§ Written instruction: Everything from the line that contains "Read out every word on this page." through the final line of the records should be written out exactly, and nothing outside that span.

Data excerpts
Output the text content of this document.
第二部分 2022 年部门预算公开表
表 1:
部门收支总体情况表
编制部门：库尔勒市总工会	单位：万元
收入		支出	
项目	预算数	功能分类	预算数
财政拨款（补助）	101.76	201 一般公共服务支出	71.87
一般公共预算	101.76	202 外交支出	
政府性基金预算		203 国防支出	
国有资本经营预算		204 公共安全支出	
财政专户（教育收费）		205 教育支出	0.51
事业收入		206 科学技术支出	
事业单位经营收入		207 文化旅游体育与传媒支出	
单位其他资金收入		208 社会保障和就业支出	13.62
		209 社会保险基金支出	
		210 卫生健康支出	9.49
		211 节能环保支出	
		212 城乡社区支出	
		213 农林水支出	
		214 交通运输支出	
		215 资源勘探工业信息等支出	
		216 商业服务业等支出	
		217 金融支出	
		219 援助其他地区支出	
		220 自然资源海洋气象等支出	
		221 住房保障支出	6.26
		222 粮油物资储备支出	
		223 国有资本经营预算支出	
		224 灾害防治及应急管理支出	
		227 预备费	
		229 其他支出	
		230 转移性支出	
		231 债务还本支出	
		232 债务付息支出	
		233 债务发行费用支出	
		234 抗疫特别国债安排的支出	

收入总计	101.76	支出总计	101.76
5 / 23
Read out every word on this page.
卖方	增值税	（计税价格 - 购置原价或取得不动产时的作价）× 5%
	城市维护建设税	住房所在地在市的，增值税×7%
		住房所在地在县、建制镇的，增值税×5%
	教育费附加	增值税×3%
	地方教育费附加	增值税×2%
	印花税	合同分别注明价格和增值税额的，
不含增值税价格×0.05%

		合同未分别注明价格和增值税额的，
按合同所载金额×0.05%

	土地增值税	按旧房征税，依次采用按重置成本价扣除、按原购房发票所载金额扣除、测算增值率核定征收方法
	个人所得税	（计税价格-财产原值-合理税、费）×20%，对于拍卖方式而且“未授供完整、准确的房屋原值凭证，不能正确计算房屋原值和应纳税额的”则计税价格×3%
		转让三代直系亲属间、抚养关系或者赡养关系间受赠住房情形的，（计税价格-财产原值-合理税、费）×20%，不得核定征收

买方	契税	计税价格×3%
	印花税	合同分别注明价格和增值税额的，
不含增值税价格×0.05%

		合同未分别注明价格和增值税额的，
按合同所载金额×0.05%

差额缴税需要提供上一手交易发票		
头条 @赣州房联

§ Response:
Read out every word on this page.
卖方	增值税	（计税价格 - 购置原价或取得不动产时的作价）× 5%
	城市维护建设税	住房所在地在市的，增值税×7%
		住房所在地在县、建制镇的，增值税×5%
	教育费附加	增值税×3%
	地方教育费附加	增值税×2%
	印花税	合同分别注明价格和增值税额的，
不含增值税价格×0.05%

		合同未分别注明价格和增值税额的，
按合同所载金额×0.05%

	土地增值税	按旧房征税，依次采用按重置成本价扣除、按原购房发票所载金额扣除、测算增值率核定征收方法
	个人所得税	（计税价格-财产原值-合理税、费）×20%，对于拍卖方式而且“未授供完整、准确的房屋原值凭证，不能正确计算房屋原值和应纳税额的”则计税价格×3%
		转让三代直系亲属间、抚养关系或者赡养关系间受赠住房情形的，（计税价格-财产原值-合理税、费）×20%，不得核定征收

买方	契税	计税价格×3%
	印花税	合同分别注明价格和增值税额的，
不含增值税价格×0.05%

		合同未分别注明价格和增值税额的，
按合同所载金额×0.05%

差额缴税需要提供上一手交易发票		
头条 @赣州房联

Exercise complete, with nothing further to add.